Prompt: Go through the data below line by line and count those containing the word "đường". Reply with the count only.

Material to process:
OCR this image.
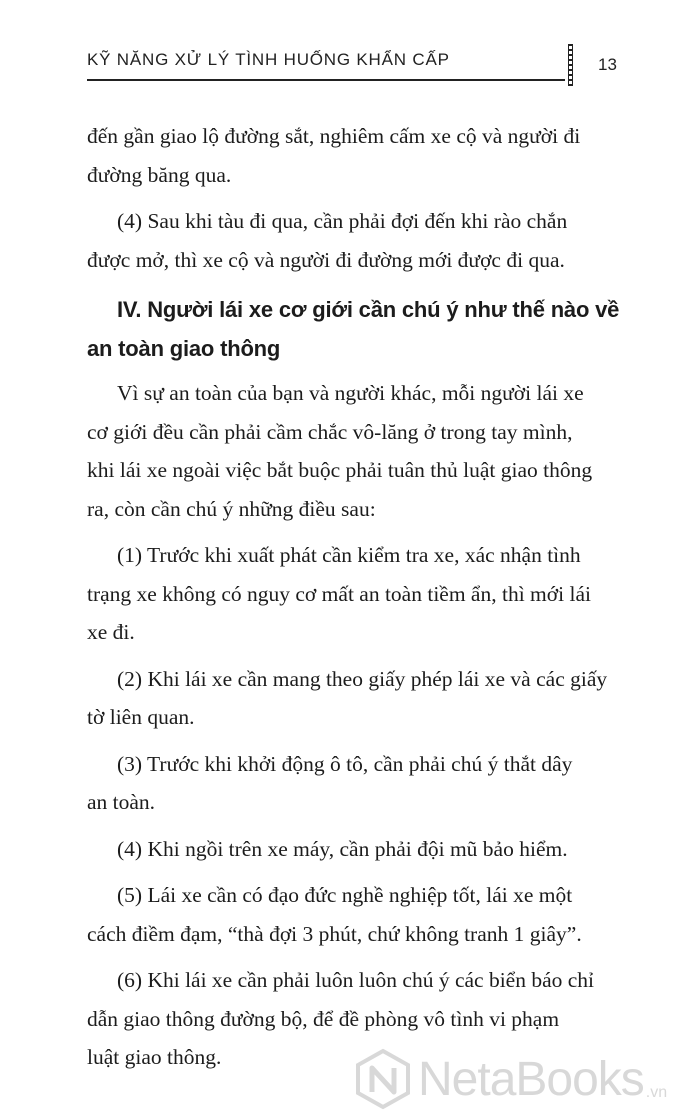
KỸ NĂNG XỬ LÝ TÌNH HUỐNG KHẨN CẤP	13

đến gần giao lộ đường sắt, nghiêm cấm xe cộ và người đi
đường băng qua.

(4) Sau khi tàu đi qua, cần phải đợi đến khi rào chắn
được mở, thì xe cộ và người đi đường mới được đi qua.

IV. Người lái xe cơ giới cần chú ý như thế nào về
an toàn giao thông

Vì sự an toàn của bạn và người khác, mỗi người lái xe
cơ giới đều cần phải cầm chắc vô-lăng ở trong tay mình,
khi lái xe ngoài việc bắt buộc phải tuân thủ luật giao thông
ra, còn cần chú ý những điều sau:

(1) Trước khi xuất phát cần kiểm tra xe, xác nhận tình
trạng xe không có nguy cơ mất an toàn tiềm ẩn, thì mới lái
xe đi.

(2) Khi lái xe cần mang theo giấy phép lái xe và các giấy
tờ liên quan.

(3) Trước khi khởi động ô tô, cần phải chú ý thắt dây
an toàn.

(4) Khi ngồi trên xe máy, cần phải đội mũ bảo hiểm.

(5) Lái xe cần có đạo đức nghề nghiệp tốt, lái xe một
cách điềm đạm, “thà đợi 3 phút, chứ không tranh 1 giây”.

(6) Khi lái xe cần phải luôn luôn chú ý các biển báo chỉ
dẫn giao thông đường bộ, để đề phòng vô tình vi phạm
luật giao thông.	NetaBooks .vn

The completed task: 4